### AUFGABEN
A: Was sieht McCains Wirtschaftspolitik laut dem Bericht über Obamas Rede in Denver vor?
B: Greifen Sie den Bericht über Obamas Rede in Denver auf und schreiben Sie ihn nach seinem letzten Satz weiter.

### TEXTAUSSCHNITT
****

Aus Denver berichtet Gabor Steingart für SPIEGEL Online
OBAMA-REDE IN DENVER
Obama erwähnte den republikanischen Präsidentschaftskandidat nicht nur und ehrte ihn für seine Verdienste im Vietnam-Krieg, sondern griff ihn auch an. Der kann es nicht, sagte Obama. Acht Jahre Bush und seine Republikaner an der Macht seien genug. McCains Wirtschaftspolitik, die weitere Steuersenkungen für Reiche vorsieht, wurde als das gebrandmarkt, was sie ist: wirtschaftlich unnötig und sozial gefährlich. Der Anteil der Reichen am Wohlstand in Amerika ist so groß wie seit den zwanziger Jahren des vergangenen Jahrhunderts nicht mehr.
Es war der aggressivste Obama aller Zeiten, der da vor die Massen trat. Unter dem Druck sinkender Umfragewerte hat der Demokrat die weißen Handschuhe ausgezogen - und kämpft nun mit den Fäusten weiter. Das ist weniger elegant, aber politisch effektiver.

****

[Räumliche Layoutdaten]
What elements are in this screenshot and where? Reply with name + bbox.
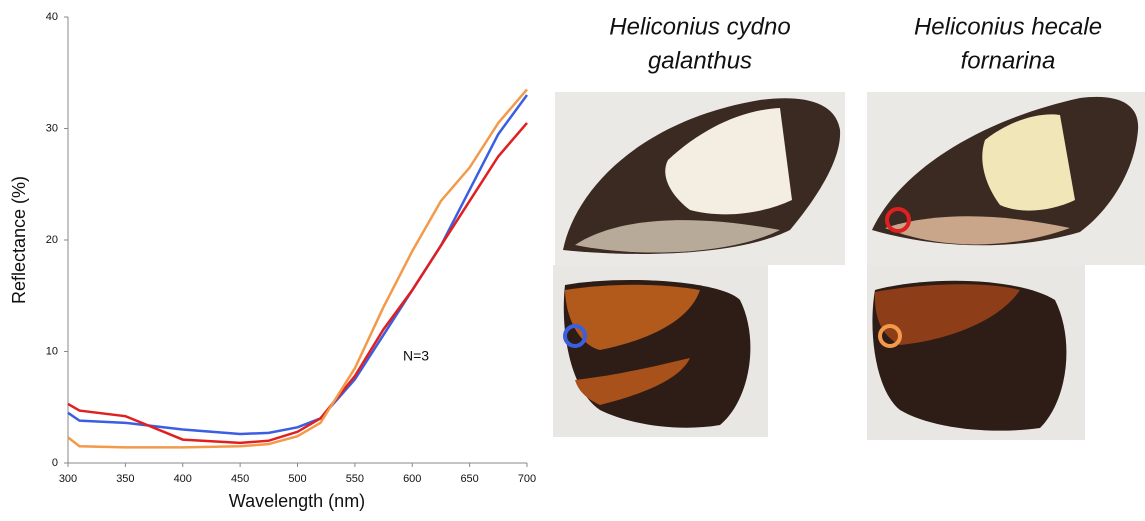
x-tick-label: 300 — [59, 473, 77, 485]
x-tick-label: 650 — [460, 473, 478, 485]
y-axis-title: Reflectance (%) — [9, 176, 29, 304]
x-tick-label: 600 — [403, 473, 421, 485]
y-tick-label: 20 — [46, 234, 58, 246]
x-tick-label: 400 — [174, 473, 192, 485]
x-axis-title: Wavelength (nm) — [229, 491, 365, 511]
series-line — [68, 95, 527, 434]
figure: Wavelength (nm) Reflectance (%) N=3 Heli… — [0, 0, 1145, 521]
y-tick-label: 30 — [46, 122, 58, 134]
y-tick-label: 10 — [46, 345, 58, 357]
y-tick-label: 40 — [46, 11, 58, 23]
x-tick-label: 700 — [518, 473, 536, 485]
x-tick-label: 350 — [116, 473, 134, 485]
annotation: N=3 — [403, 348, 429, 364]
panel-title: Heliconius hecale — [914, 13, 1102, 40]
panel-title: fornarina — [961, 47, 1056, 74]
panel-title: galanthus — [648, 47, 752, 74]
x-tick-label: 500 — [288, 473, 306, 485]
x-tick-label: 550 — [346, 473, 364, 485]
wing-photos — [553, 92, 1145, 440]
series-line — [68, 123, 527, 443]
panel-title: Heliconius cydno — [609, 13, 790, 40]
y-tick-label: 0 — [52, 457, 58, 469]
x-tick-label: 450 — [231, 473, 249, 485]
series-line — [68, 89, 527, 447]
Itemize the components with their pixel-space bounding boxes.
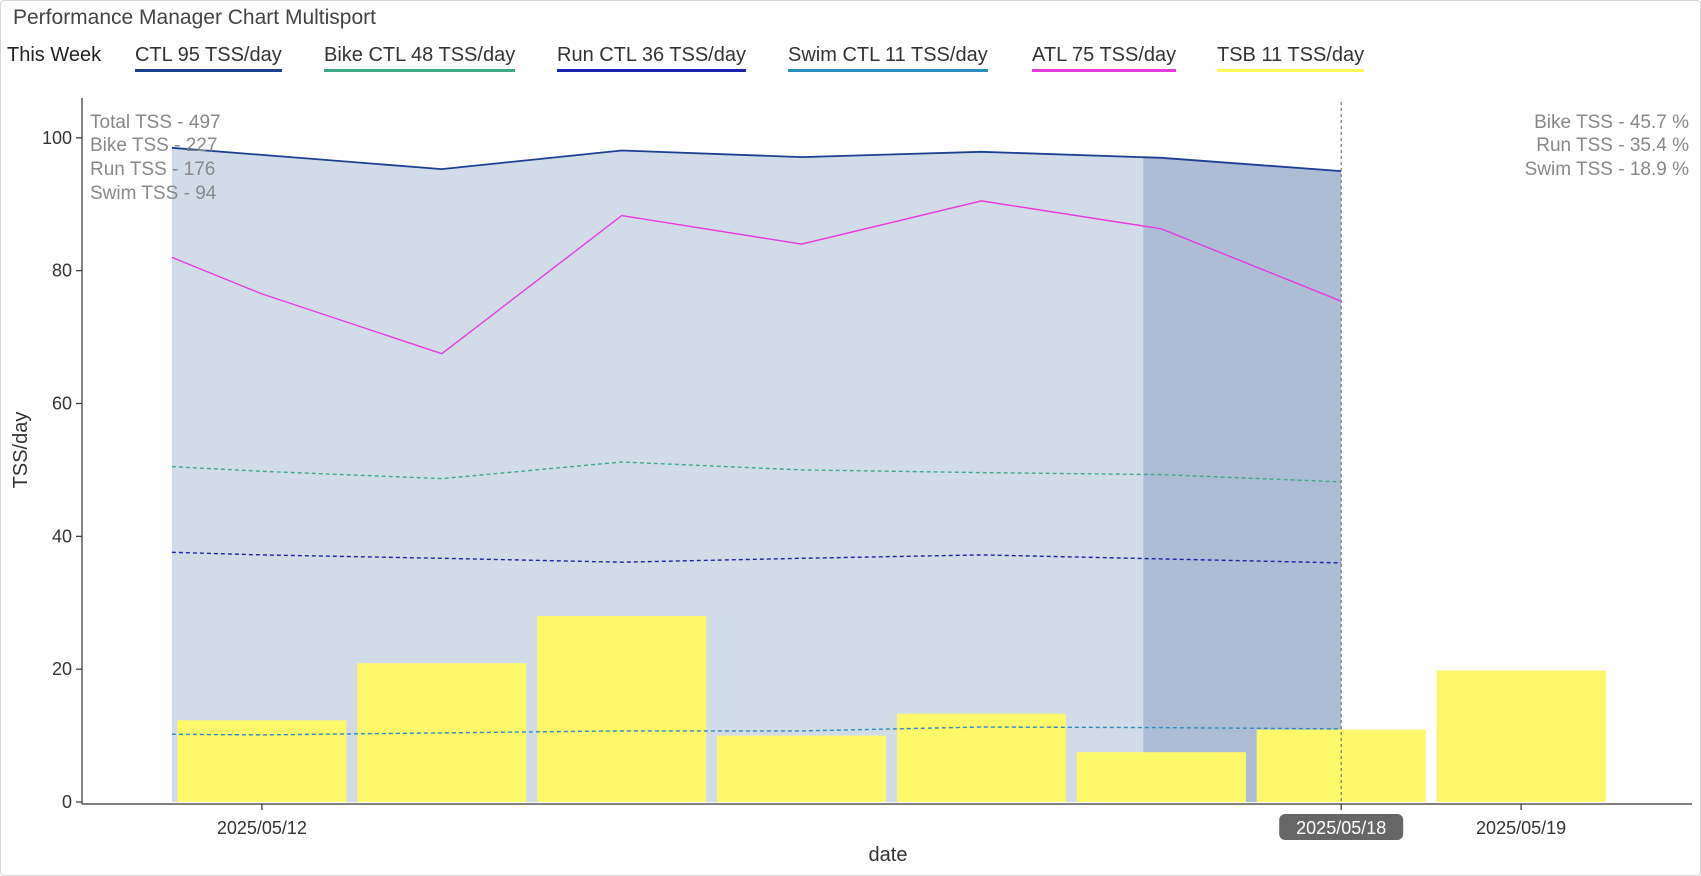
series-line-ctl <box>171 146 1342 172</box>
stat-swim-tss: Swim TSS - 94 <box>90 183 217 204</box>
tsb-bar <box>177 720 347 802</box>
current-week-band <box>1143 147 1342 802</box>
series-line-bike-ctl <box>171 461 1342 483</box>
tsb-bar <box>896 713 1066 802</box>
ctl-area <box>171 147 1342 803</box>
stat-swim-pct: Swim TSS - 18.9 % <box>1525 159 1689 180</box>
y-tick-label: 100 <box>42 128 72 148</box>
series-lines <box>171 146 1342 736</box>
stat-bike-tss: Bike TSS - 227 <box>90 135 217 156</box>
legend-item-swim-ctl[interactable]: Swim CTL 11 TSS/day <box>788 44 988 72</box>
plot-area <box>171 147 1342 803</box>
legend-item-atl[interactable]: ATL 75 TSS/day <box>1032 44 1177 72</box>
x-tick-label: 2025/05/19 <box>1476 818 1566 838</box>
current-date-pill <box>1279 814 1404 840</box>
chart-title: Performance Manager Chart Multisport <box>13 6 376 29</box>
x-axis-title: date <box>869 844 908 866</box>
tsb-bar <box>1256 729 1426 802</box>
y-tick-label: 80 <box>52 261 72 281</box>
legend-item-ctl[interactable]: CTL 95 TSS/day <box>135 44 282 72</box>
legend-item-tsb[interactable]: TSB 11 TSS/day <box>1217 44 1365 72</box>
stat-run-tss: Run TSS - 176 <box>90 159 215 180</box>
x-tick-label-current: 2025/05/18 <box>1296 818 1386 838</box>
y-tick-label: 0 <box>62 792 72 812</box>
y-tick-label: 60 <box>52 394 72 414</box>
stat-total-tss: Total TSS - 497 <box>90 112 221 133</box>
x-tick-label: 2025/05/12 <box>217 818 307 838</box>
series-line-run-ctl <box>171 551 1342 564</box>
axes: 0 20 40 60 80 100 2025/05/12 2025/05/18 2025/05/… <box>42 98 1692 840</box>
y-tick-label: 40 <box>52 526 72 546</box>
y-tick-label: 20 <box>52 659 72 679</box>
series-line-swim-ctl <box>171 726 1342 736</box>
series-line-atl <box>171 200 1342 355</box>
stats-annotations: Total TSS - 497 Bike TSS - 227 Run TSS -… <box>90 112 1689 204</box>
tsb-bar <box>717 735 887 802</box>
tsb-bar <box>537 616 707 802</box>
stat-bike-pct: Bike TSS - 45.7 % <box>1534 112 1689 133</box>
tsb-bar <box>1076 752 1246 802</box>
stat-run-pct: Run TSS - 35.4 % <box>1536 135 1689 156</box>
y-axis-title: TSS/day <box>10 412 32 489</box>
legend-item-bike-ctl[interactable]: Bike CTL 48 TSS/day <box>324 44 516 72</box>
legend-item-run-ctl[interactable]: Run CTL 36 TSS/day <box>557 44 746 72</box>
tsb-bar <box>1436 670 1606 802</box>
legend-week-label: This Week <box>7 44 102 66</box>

****

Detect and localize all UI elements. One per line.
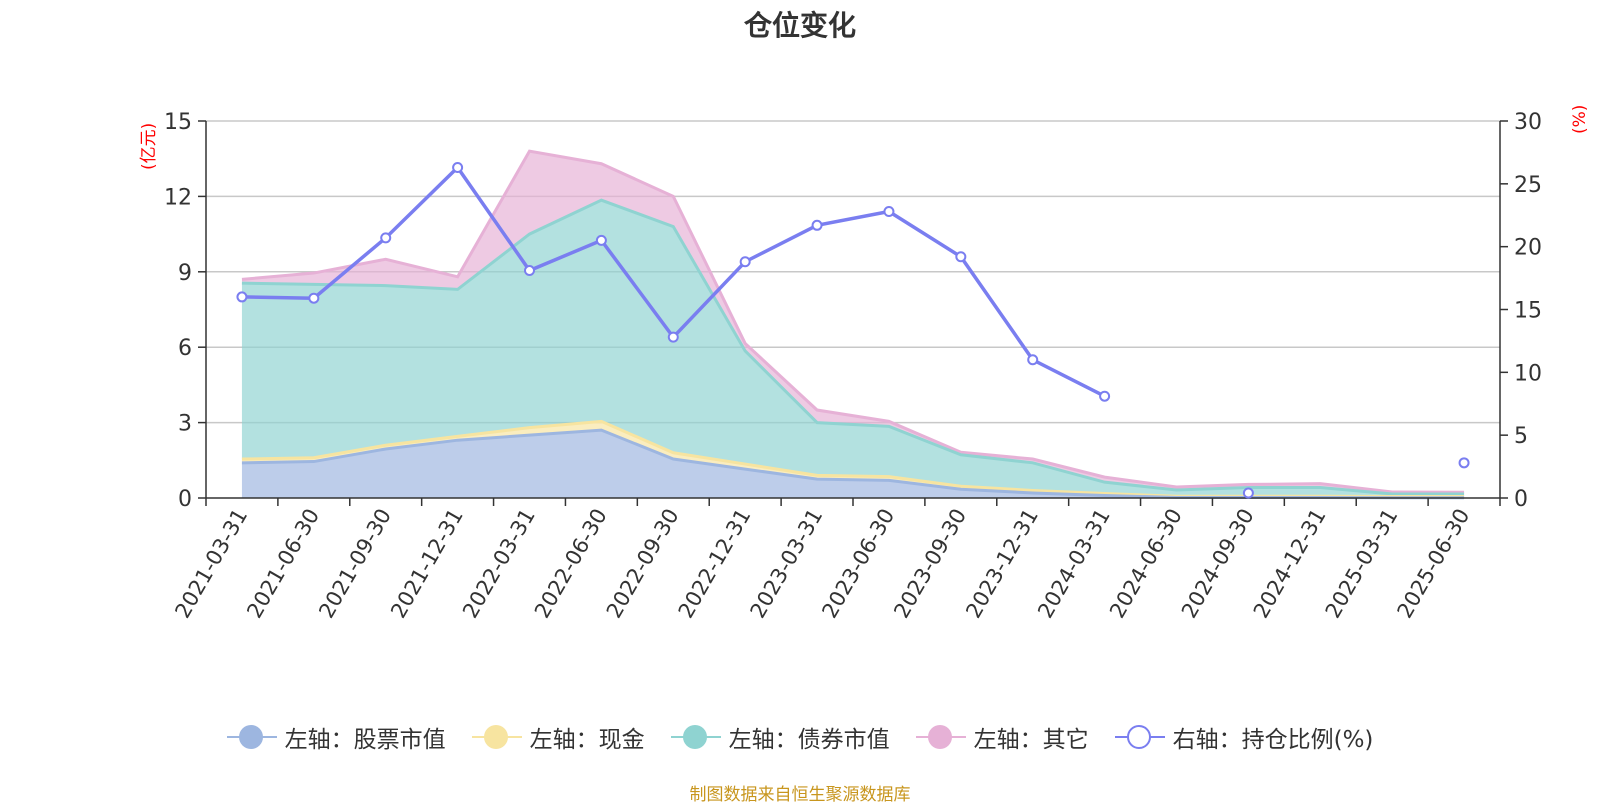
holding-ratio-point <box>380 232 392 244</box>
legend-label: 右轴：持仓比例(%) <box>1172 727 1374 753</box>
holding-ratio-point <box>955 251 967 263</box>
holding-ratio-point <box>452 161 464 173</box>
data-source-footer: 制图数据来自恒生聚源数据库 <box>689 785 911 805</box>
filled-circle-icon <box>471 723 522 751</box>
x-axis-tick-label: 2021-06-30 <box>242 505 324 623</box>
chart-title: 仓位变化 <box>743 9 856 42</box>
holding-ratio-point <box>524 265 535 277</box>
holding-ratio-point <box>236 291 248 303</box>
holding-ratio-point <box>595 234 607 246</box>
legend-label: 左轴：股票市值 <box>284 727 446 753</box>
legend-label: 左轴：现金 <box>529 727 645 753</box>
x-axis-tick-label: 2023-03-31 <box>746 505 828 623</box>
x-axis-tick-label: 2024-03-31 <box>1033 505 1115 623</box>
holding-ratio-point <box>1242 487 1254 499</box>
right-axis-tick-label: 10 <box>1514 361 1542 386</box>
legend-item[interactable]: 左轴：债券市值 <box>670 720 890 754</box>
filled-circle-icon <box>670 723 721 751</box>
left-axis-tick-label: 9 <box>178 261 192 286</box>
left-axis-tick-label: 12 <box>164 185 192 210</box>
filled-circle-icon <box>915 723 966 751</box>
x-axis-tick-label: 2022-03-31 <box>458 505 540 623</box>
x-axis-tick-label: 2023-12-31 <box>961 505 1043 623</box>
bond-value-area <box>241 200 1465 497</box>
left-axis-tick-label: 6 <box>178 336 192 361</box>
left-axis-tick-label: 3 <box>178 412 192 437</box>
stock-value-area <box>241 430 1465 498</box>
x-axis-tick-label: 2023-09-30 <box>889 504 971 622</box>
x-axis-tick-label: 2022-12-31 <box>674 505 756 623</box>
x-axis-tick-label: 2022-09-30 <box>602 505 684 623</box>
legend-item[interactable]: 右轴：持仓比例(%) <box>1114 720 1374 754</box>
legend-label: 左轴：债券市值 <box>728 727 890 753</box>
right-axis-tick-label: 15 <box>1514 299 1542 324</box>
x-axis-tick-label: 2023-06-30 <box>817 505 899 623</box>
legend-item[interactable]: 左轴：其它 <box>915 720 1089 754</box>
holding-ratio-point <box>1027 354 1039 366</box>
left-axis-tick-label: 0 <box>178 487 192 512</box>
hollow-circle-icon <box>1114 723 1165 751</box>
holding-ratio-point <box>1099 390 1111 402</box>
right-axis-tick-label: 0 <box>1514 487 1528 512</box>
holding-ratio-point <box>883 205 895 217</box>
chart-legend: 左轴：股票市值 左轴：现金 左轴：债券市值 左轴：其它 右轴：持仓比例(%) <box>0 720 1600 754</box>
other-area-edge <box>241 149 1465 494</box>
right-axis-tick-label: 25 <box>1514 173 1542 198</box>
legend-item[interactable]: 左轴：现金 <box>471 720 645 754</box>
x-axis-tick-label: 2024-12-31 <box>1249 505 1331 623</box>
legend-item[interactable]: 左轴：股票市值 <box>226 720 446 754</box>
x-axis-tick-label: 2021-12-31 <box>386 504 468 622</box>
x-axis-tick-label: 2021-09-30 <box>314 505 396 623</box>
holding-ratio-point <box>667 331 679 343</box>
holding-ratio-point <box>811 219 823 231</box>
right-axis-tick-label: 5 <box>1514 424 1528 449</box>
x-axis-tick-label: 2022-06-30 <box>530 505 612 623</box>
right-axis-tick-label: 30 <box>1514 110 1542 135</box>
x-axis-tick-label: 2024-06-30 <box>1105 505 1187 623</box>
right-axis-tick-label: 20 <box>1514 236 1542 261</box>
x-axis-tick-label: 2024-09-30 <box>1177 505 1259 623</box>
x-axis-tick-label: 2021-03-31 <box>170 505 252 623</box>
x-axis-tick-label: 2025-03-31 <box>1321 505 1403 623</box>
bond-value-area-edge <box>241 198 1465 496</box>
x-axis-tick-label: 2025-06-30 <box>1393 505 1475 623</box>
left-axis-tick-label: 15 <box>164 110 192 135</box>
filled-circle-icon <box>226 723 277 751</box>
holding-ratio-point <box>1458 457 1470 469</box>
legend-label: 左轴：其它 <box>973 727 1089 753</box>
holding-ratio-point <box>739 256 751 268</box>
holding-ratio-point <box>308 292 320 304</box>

****

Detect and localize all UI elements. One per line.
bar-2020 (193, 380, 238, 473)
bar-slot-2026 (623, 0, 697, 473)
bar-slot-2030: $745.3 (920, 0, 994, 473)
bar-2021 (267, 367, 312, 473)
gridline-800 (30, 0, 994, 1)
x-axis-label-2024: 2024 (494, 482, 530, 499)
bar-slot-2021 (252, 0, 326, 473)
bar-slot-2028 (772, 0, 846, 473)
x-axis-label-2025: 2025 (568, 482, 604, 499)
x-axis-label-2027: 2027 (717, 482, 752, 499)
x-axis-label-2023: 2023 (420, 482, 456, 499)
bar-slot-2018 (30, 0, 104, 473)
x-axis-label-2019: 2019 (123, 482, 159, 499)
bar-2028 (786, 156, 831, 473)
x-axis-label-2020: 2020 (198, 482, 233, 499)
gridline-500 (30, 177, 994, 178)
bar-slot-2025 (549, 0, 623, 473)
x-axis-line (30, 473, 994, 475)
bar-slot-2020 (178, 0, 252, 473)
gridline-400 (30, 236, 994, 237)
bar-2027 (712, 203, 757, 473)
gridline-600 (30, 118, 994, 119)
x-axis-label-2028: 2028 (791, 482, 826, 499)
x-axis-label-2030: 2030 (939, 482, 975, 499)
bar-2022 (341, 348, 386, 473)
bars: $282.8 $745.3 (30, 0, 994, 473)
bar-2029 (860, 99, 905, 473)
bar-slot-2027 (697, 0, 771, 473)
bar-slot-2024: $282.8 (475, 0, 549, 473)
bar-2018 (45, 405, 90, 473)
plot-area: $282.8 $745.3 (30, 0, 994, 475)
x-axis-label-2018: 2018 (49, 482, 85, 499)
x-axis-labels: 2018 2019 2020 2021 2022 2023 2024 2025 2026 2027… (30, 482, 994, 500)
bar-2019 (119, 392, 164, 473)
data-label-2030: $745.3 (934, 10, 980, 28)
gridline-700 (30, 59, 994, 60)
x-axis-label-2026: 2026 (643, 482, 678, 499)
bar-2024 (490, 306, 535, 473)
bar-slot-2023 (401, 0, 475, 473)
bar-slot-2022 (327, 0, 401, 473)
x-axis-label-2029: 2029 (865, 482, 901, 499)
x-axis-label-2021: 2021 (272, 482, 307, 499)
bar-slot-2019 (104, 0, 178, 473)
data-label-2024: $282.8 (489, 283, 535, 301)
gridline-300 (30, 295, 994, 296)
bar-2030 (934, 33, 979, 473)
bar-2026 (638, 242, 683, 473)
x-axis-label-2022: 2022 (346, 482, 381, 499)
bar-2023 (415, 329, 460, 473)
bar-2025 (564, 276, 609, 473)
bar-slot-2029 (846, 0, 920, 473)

****

### ANTWORTEN
A: Weitere Steuersenkungen für Reiche.

B:
Wahlkampf ohne Kalter-Krieg-Rhetorik
Er sprach von der Schutzfunktion des Staates in Zeiten der Globalisierung. Das Land brauche jetzt einen Staat, der hilfsbereit sei und nicht kaltherzig, der nicht fett, aber stark sein müsse. Das ist eine unpopuläre, aber gleichwohl überfällige Debatte in Amerika.
Die Zahl der Menschen ohne Krankenversicherung ist in den Jahren des Aufschwungs um rund sieben Millionen auf 47 Millionen gestiegen. Das Wohlergehen der Unternehmen und der Abstieg der Mittelklasse schienen einander zu bedingen. Ohne eine grundlegende Neudefinition des Verhältnisses von Staat und Bürger in den USA wird es keine Lösung geben.
Am verdienstvollsten aber waren die Leerstellen seiner Rede.
Obama verzichtete darauf, Wladimir Putin frontal anzugreifen, wie es sein Gegenkandidat jetzt allabendlich tut. Obama widerstand fürs erste auch der Versuchung, die Auseinandersetzung mit Russland zum Showdown des Westens mit dem Osten zu stilisieren.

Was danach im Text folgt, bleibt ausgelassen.